--- BEGIN Data records ---

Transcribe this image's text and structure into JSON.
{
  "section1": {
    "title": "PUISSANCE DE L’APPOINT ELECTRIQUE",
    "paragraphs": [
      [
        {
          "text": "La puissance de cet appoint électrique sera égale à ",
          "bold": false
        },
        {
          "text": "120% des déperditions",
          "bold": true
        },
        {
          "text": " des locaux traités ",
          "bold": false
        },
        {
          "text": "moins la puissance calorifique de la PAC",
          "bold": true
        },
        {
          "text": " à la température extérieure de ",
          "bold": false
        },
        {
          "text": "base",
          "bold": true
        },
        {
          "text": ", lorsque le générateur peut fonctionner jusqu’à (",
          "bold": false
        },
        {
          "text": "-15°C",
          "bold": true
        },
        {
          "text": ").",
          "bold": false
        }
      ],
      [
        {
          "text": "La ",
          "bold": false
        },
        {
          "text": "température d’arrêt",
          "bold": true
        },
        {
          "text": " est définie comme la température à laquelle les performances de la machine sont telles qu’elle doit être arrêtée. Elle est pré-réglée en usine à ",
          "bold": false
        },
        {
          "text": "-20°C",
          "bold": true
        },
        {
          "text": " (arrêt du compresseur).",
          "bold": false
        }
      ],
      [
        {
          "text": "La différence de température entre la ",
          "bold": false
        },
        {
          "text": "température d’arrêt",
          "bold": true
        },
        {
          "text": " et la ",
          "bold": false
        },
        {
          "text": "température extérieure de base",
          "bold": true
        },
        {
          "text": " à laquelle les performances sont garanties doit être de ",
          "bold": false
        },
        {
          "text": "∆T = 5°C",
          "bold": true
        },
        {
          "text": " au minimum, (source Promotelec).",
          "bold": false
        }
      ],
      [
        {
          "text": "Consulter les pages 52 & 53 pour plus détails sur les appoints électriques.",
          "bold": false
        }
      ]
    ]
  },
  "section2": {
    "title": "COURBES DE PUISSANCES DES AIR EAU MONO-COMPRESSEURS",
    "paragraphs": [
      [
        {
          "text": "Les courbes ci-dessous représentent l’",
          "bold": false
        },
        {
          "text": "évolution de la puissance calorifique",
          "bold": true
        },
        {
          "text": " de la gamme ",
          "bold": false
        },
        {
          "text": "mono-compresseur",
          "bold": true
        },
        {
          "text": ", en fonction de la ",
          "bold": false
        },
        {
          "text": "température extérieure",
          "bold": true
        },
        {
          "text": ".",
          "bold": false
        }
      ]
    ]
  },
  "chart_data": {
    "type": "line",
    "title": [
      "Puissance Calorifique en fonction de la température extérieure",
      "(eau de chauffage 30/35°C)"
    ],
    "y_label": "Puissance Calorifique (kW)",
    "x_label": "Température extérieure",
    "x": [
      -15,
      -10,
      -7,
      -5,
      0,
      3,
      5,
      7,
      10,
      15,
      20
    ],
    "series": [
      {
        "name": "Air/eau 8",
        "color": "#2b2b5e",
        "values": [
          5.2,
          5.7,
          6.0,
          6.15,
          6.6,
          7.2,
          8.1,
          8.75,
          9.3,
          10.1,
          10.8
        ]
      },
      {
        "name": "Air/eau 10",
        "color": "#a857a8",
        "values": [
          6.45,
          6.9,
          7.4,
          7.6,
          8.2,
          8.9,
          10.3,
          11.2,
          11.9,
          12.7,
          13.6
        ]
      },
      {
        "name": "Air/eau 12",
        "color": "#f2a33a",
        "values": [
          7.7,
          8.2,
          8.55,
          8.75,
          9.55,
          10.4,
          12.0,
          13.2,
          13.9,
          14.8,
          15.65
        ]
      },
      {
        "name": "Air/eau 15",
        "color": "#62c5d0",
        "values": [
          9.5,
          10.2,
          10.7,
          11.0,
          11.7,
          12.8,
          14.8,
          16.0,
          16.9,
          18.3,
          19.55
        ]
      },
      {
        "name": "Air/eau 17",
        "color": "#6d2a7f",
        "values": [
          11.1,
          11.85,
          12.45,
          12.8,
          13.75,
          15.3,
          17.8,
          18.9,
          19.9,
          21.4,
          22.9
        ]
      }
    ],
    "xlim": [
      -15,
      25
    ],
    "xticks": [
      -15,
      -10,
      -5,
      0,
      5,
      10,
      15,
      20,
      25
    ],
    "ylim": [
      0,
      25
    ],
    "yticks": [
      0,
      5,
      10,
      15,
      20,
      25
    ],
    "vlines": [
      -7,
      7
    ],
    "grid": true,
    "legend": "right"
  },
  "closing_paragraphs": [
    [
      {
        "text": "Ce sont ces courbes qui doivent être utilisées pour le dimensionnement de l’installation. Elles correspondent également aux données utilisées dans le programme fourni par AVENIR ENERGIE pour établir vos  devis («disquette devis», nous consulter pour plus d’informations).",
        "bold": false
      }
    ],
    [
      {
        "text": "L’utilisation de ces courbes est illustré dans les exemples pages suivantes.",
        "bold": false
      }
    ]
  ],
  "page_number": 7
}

--- END Data records ---

Gather every line from the listing above in which "performances" appears, and copy those lines.

→ Exercise answer
          "text": " est définie comme la température à laquelle les performances de la machine sont telles qu’elle doit être arrêtée. Elle est pré-réglée en usine à ",
          "text": " à laquelle les performances sont garanties doit être de ",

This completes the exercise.